> **WHAT NEEDS TO BE DONE**
For the copy, please give all of the data again exactly and leave the pictures out.

> **TASK INPUT**
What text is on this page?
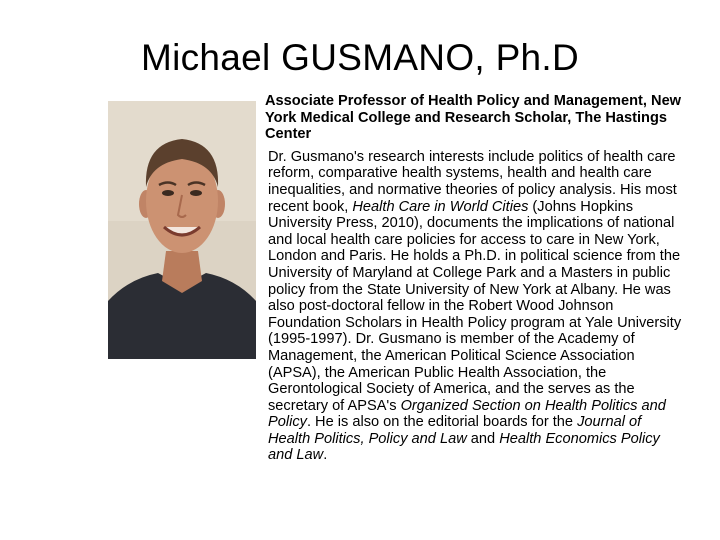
Michael GUSMANO, Ph.D

Associate Professor of Health Policy and Management, New York Medical College and Research Scholar, The Hastings Center

Dr. Gusmano's research interests include politics of health care reform, comparative health systems, health and health care inequalities, and normative theories of policy analysis. His most recent book, Health Care in World Cities (Johns Hopkins University Press, 2010), documents the implications of national and local health care policies for access to care in New York, London and Paris. He holds a Ph.D. in political science from the University of Maryland at College Park and a Masters in public policy from the State University of New York at Albany. He was also post-doctoral fellow in the Robert Wood Johnson Foundation Scholars in Health Policy program at Yale University (1995-1997). Dr. Gusmano is member of the Academy of Management, the American Political Science Association (APSA), the American Public Health Association, the Gerontological Society of America, and the serves as the secretary of APSA's Organized Section on Health Politics and Policy. He is also on the editorial boards for the Journal of Health Politics, Policy and Law and Health Economics Policy and Law.
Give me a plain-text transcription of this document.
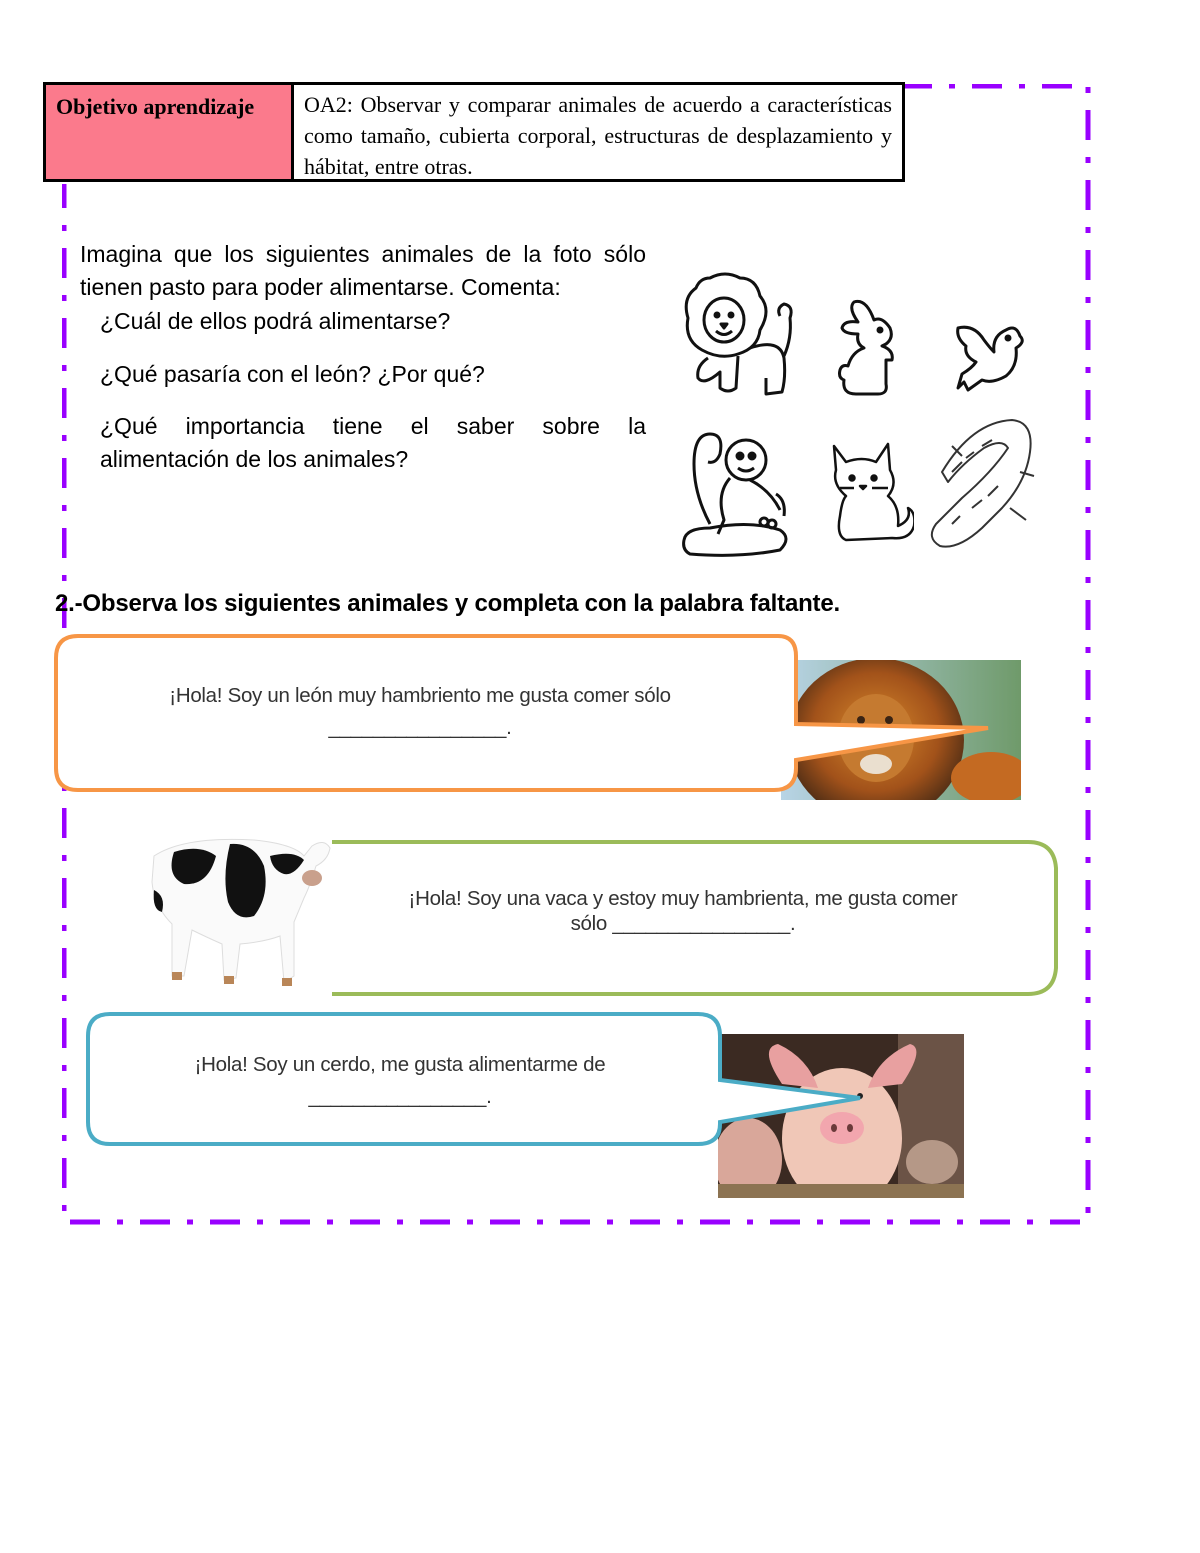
Objetivo aprendizaje	OA2: Observar y comparar animales de acuerdo a características como tamaño, cubierta corporal, estructuras de desplazamiento y hábitat, entre otras.
Imagina que los siguientes animales de la foto sólo tienen pasto para poder alimentarse. Comenta:
¿Cuál de ellos podrá alimentarse?
¿Qué pasaría con el león? ¿Por qué?
¿Qué importancia tiene el saber sobre la alimentación de los animales?
2.-Observa los siguientes animales y completa con la palabra faltante.
¡Hola! Soy un león muy hambriento me gusta comer sólo
________________.
¡Hola! Soy una vaca y estoy muy hambrienta, me gusta comer
sólo ________________.
¡Hola! Soy un cerdo, me gusta alimentarme de
________________.
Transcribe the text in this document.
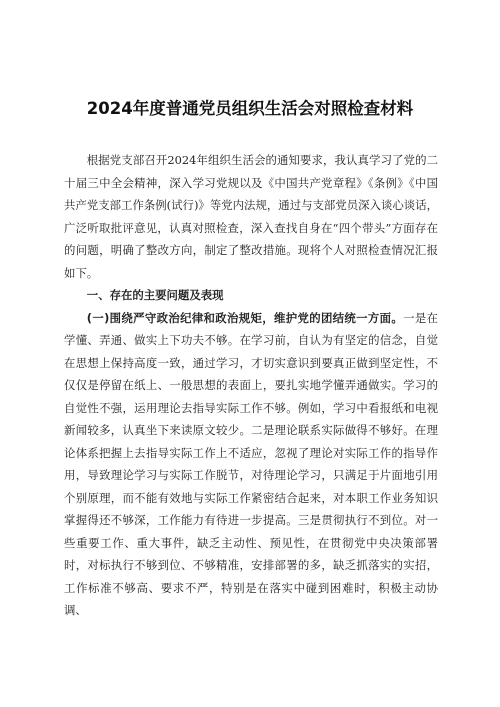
2024年度普通党员组织生活会对照检查材料

根据党支部召开2024年组织生活会的通知要求，我认真学习了党的二十届三中全会精神，深入学习党规以及《中国共产党章程》《条例》《中国共产党支部工作条例(试行)》等党内法规，通过与支部党员深入谈心谈话，广泛听取批评意见，认真对照检查，深入查找自身在“四个带头”方面存在的问题，明确了整改方向，制定了整改措施。现将个人对照检查情况汇报如下。

一、存在的主要问题及表现

(一)围绕严守政治纪律和政治规矩，维护党的团结统一方面。一是在学懂、弄通、做实上下功夫不够。在学习前，自认为有坚定的信念，自觉在思想上保持高度一致，通过学习，才切实意识到要真正做到坚定性，不仅仅是停留在纸上、一般思想的表面上，要扎实地学懂弄通做实。学习的自觉性不强，运用理论去指导实际工作不够。例如，学习中看报纸和电视新闻较多，认真坐下来读原文较少。二是理论联系实际做得不够好。在理论体系把握上去指导实际工作上不适应，忽视了理论对实际工作的指导作用，导致理论学习与实际工作脱节，对待理论学习，只满足于片面地引用个别原理，而不能有效地与实际工作紧密结合起来，对本职工作业务知识掌握得还不够深，工作能力有待进一步提高。三是贯彻执行不到位。对一些重要工作、重大事件，缺乏主动性、预见性，在贯彻党中央决策部署时，对标执行不够到位、不够精准，安排部署的多，缺乏抓落实的实招，工作标准不够高、要求不严，特别是在落实中碰到困难时，积极主动协调、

> **COMPLETE ANSWER**
What text is on this page?
Michael GUSMANO, Ph.D

Associate Professor of Health Policy and Management, New York Medical College and Research Scholar, The Hastings Center

Dr. Gusmano's research interests include politics of health care reform, comparative health systems, health and health care inequalities, and normative theories of policy analysis. His most recent book, Health Care in World Cities (Johns Hopkins University Press, 2010), documents the implications of national and local health care policies for access to care in New York, London and Paris. He holds a Ph.D. in political science from the University of Maryland at College Park and a Masters in public policy from the State University of New York at Albany. He was also post-doctoral fellow in the Robert Wood Johnson Foundation Scholars in Health Policy program at Yale University (1995-1997). Dr. Gusmano is member of the Academy of Management, the American Political Science Association (APSA), the American Public Health Association, the Gerontological Society of America, and the serves as the secretary of APSA's Organized Section on Health Politics and Policy. He is also on the editorial boards for the Journal of Health Politics, Policy and Law and Health Economics Policy and Law.
Give me a plain-text transcription of this document.
Objetivo aprendizaje	OA2: Observar y comparar animales de acuerdo a características como tamaño, cubierta corporal, estructuras de desplazamiento y hábitat, entre otras.
Imagina que los siguientes animales de la foto sólo tienen pasto para poder alimentarse. Comenta:
¿Cuál de ellos podrá alimentarse?
¿Qué pasaría con el león? ¿Por qué?
¿Qué importancia tiene el saber sobre la alimentación de los animales?
2.-Observa los siguientes animales y completa con la palabra faltante.
¡Hola! Soy un león muy hambriento me gusta comer sólo
________________.
¡Hola! Soy una vaca y estoy muy hambrienta, me gusta comer
sólo ________________.
¡Hola! Soy un cerdo, me gusta alimentarme de
________________.
Transcribe the text in this document.
2024年度普通党员组织生活会对照检查材料

根据党支部召开2024年组织生活会的通知要求，我认真学习了党的二十届三中全会精神，深入学习党规以及《中国共产党章程》《条例》《中国共产党支部工作条例(试行)》等党内法规，通过与支部党员深入谈心谈话，广泛听取批评意见，认真对照检查，深入查找自身在“四个带头”方面存在的问题，明确了整改方向，制定了整改措施。现将个人对照检查情况汇报如下。

一、存在的主要问题及表现

(一)围绕严守政治纪律和政治规矩，维护党的团结统一方面。一是在学懂、弄通、做实上下功夫不够。在学习前，自认为有坚定的信念，自觉在思想上保持高度一致，通过学习，才切实意识到要真正做到坚定性，不仅仅是停留在纸上、一般思想的表面上，要扎实地学懂弄通做实。学习的自觉性不强，运用理论去指导实际工作不够。例如，学习中看报纸和电视新闻较多，认真坐下来读原文较少。二是理论联系实际做得不够好。在理论体系把握上去指导实际工作上不适应，忽视了理论对实际工作的指导作用，导致理论学习与实际工作脱节，对待理论学习，只满足于片面地引用个别原理，而不能有效地与实际工作紧密结合起来，对本职工作业务知识掌握得还不够深，工作能力有待进一步提高。三是贯彻执行不到位。对一些重要工作、重大事件，缺乏主动性、预见性，在贯彻党中央决策部署时，对标执行不够到位、不够精准，安排部署的多，缺乏抓落实的实招，工作标准不够高、要求不严，特别是在落实中碰到困难时，积极主动协调、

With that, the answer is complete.